■ WRITTEN TASK ■
Without including any pictures, write out the listing below exactly.

>> BEGIN MATERIAL FOR THIS EXERCISE

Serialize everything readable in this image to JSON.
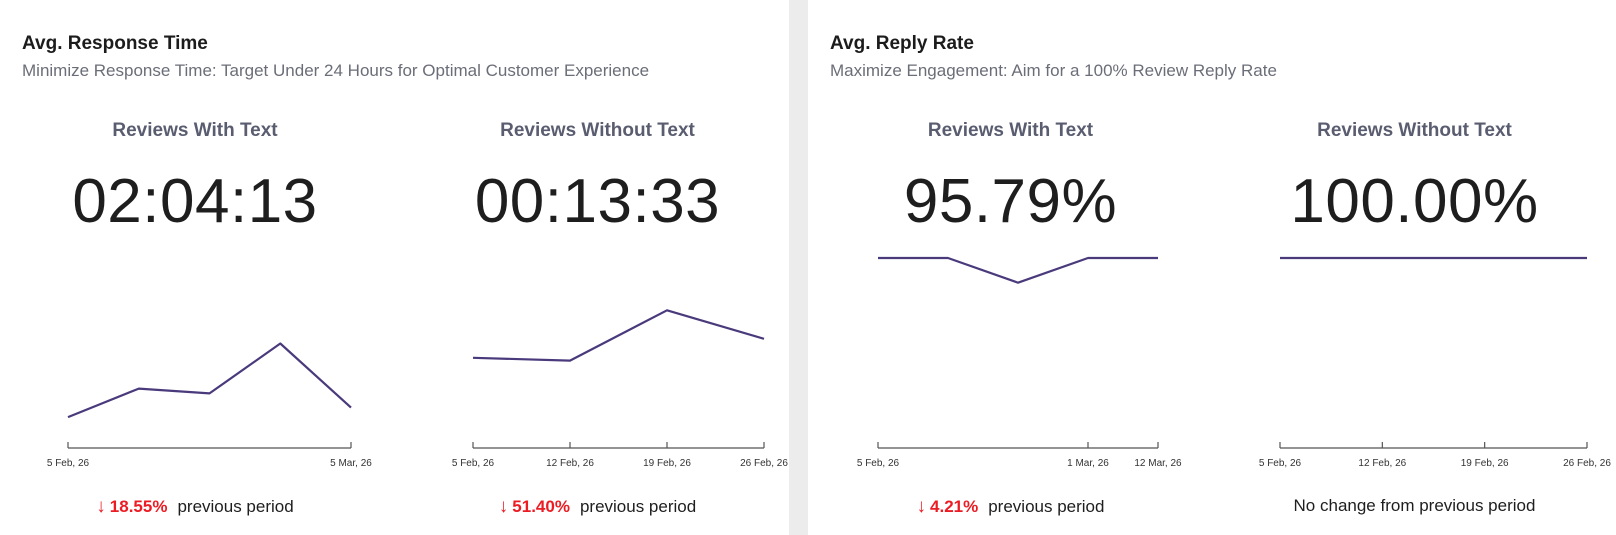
{
  "cards": [
    {
      "title": "Avg. Response Time",
      "subtitle": "Minimize Response Time: Target Under 24 Hours for Optimal Customer Experience",
      "metrics": [
        {
          "title": "Reviews With Text",
          "value": "02:04:13",
          "change": {
            "direction": "down",
            "arrow": "↓",
            "percent": "18.55%",
            "label": "previous period"
          },
          "no_change_text": "",
          "chart_data": {
            "type": "line",
            "x_ticks": [
              "5 Feb, 26",
              "5 Mar, 26"
            ],
            "y_unit": "hours",
            "points": [
              1.3,
              2.5,
              2.3,
              4.4,
              1.7
            ],
            "ylim": [
              0,
              8
            ],
            "color": "#4a3a7c"
          }
        },
        {
          "title": "Reviews Without Text",
          "value": "00:13:33",
          "change": {
            "direction": "down",
            "arrow": "↓",
            "percent": "51.40%",
            "label": "previous period"
          },
          "no_change_text": "",
          "chart_data": {
            "type": "line",
            "x_ticks": [
              "5 Feb, 26",
              "12 Feb, 26",
              "19 Feb, 26",
              "26 Feb, 26"
            ],
            "y_unit": "hours",
            "points": [
              0.95,
              0.92,
              1.45,
              1.15
            ],
            "ylim": [
              0,
              2
            ],
            "color": "#4a3a7c"
          }
        }
      ]
    },
    {
      "title": "Avg. Reply Rate",
      "subtitle": "Maximize Engagement: Aim for a 100% Review Reply Rate",
      "metrics": [
        {
          "title": "Reviews With Text",
          "value": "95.79%",
          "change": {
            "direction": "down",
            "arrow": "↓",
            "percent": "4.21%",
            "label": "previous period"
          },
          "no_change_text": "",
          "chart_data": {
            "type": "line",
            "x_ticks": [
              "5 Feb, 26",
              "1 Mar, 26",
              "12 Mar, 26"
            ],
            "y_unit": "percent",
            "points": [
              100,
              100,
              93.5,
              100,
              100
            ],
            "ylim": [
              50,
              100
            ],
            "color": "#4a3a7c"
          }
        },
        {
          "title": "Reviews Without Text",
          "value": "100.00%",
          "change": null,
          "no_change_text": "No change from previous period",
          "chart_data": {
            "type": "line",
            "x_ticks": [
              "5 Feb, 26",
              "12 Feb, 26",
              "19 Feb, 26",
              "26 Feb, 26"
            ],
            "y_unit": "percent",
            "points": [
              100,
              100,
              100,
              100
            ],
            "ylim": [
              50,
              100
            ],
            "color": "#4a3a7c"
          }
        }
      ]
    }
  ]
}
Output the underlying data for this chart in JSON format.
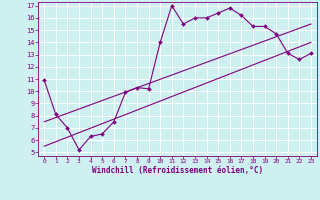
{
  "xlabel": "Windchill (Refroidissement éolien,°C)",
  "bg_color": "#cef0f0",
  "grid_color": "#ffffff",
  "line_color": "#800080",
  "spine_color": "#800080",
  "tick_color": "#800080",
  "xlim": [
    -0.5,
    23.5
  ],
  "ylim": [
    4.7,
    17.3
  ],
  "xticks": [
    0,
    1,
    2,
    3,
    4,
    5,
    6,
    7,
    8,
    9,
    10,
    11,
    12,
    13,
    14,
    15,
    16,
    17,
    18,
    19,
    20,
    21,
    22,
    23
  ],
  "yticks": [
    5,
    6,
    7,
    8,
    9,
    10,
    11,
    12,
    13,
    14,
    15,
    16,
    17
  ],
  "line1_x": [
    0,
    1,
    2,
    3,
    4,
    5,
    6,
    7,
    8,
    9,
    10,
    11,
    12,
    13,
    14,
    15,
    16,
    17,
    18,
    19,
    20,
    21,
    22,
    23
  ],
  "line1_y": [
    10.9,
    8.1,
    7.0,
    5.2,
    6.3,
    6.5,
    7.5,
    9.9,
    10.3,
    10.2,
    14.0,
    17.0,
    15.5,
    16.0,
    16.0,
    16.4,
    16.8,
    16.2,
    15.3,
    15.3,
    14.7,
    13.1,
    12.6,
    13.1
  ],
  "line2_x": [
    0,
    23
  ],
  "line2_y": [
    5.5,
    14.0
  ],
  "line3_x": [
    0,
    23
  ],
  "line3_y": [
    7.5,
    15.5
  ]
}
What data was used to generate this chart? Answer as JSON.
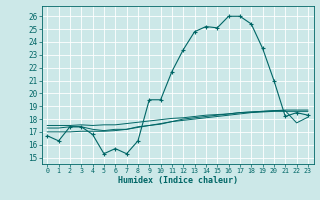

>> END MATERIAL FOR THIS EXERCISE

■ WORKED ANSWER ■
Serialize everything readable in this image to JSON.
{
  "cards": [
    {
      "title": "Avg. Response Time",
      "subtitle": "Minimize Response Time: Target Under 24 Hours for Optimal Customer Experience",
      "metrics": [
        {
          "title": "Reviews With Text",
          "value": "02:04:13",
          "change": {
            "direction": "down",
            "arrow": "↓",
            "percent": "18.55%",
            "label": "previous period"
          },
          "no_change_text": "",
          "chart_data": {
            "type": "line",
            "x_ticks": [
              "5 Feb, 26",
              "5 Mar, 26"
            ],
            "y_unit": "hours",
            "points": [
              1.3,
              2.5,
              2.3,
              4.4,
              1.7
            ],
            "ylim": [
              0,
              8
            ],
            "color": "#4a3a7c"
          }
        },
        {
          "title": "Reviews Without Text",
          "value": "00:13:33",
          "change": {
            "direction": "down",
            "arrow": "↓",
            "percent": "51.40%",
            "label": "previous period"
          },
          "no_change_text": "",
          "chart_data": {
            "type": "line",
            "x_ticks": [
              "5 Feb, 26",
              "12 Feb, 26",
              "19 Feb, 26",
              "26 Feb, 26"
            ],
            "y_unit": "hours",
            "points": [
              0.95,
              0.92,
              1.45,
              1.15
            ],
            "ylim": [
              0,
              2
            ],
            "color": "#4a3a7c"
          }
        }
      ]
    },
    {
      "title": "Avg. Reply Rate",
      "subtitle": "Maximize Engagement: Aim for a 100% Review Reply Rate",
      "metrics": [
        {
          "title": "Reviews With Text",
          "value": "95.79%",
          "change": {
            "direction": "down",
            "arrow": "↓",
            "percent": "4.21%",
            "label": "previous period"
          },
          "no_change_text": "",
          "chart_data": {
            "type": "line",
            "x_ticks": [
              "5 Feb, 26",
              "1 Mar, 26",
              "12 Mar, 26"
            ],
            "y_unit": "percent",
            "points": [
              100,
              100,
              93.5,
              100,
              100
            ],
            "ylim": [
              50,
              100
            ],
            "color": "#4a3a7c"
          }
        },
        {
          "title": "Reviews Without Text",
          "value": "100.00%",
          "change": null,
          "no_change_text": "No change from previous period",
          "chart_data": {
            "type": "line",
            "x_ticks": [
              "5 Feb, 26",
              "12 Feb, 26",
              "19 Feb, 26",
              "26 Feb, 26"
            ],
            "y_unit": "percent",
            "points": [
              100,
              100,
              100,
              100
            ],
            "ylim": [
              50,
              100
            ],
            "color": "#4a3a7c"
          }
        }
      ]
    }
  ]
}
Output the underlying data for this chart in JSON format.
{
  "xlabel": "Windchill (Refroidissement éolien,°C)",
  "bg_color": "#cef0f0",
  "grid_color": "#ffffff",
  "line_color": "#800080",
  "spine_color": "#800080",
  "tick_color": "#800080",
  "xlim": [
    -0.5,
    23.5
  ],
  "ylim": [
    4.7,
    17.3
  ],
  "xticks": [
    0,
    1,
    2,
    3,
    4,
    5,
    6,
    7,
    8,
    9,
    10,
    11,
    12,
    13,
    14,
    15,
    16,
    17,
    18,
    19,
    20,
    21,
    22,
    23
  ],
  "yticks": [
    5,
    6,
    7,
    8,
    9,
    10,
    11,
    12,
    13,
    14,
    15,
    16,
    17
  ],
  "line1_x": [
    0,
    1,
    2,
    3,
    4,
    5,
    6,
    7,
    8,
    9,
    10,
    11,
    12,
    13,
    14,
    15,
    16,
    17,
    18,
    19,
    20,
    21,
    22,
    23
  ],
  "line1_y": [
    10.9,
    8.1,
    7.0,
    5.2,
    6.3,
    6.5,
    7.5,
    9.9,
    10.3,
    10.2,
    14.0,
    17.0,
    15.5,
    16.0,
    16.0,
    16.4,
    16.8,
    16.2,
    15.3,
    15.3,
    14.7,
    13.1,
    12.6,
    13.1
  ],
  "line2_x": [
    0,
    23
  ],
  "line2_y": [
    5.5,
    14.0
  ],
  "line3_x": [
    0,
    23
  ],
  "line3_y": [
    7.5,
    15.5
  ]
}
What data was used to generate this chart? Answer as JSON.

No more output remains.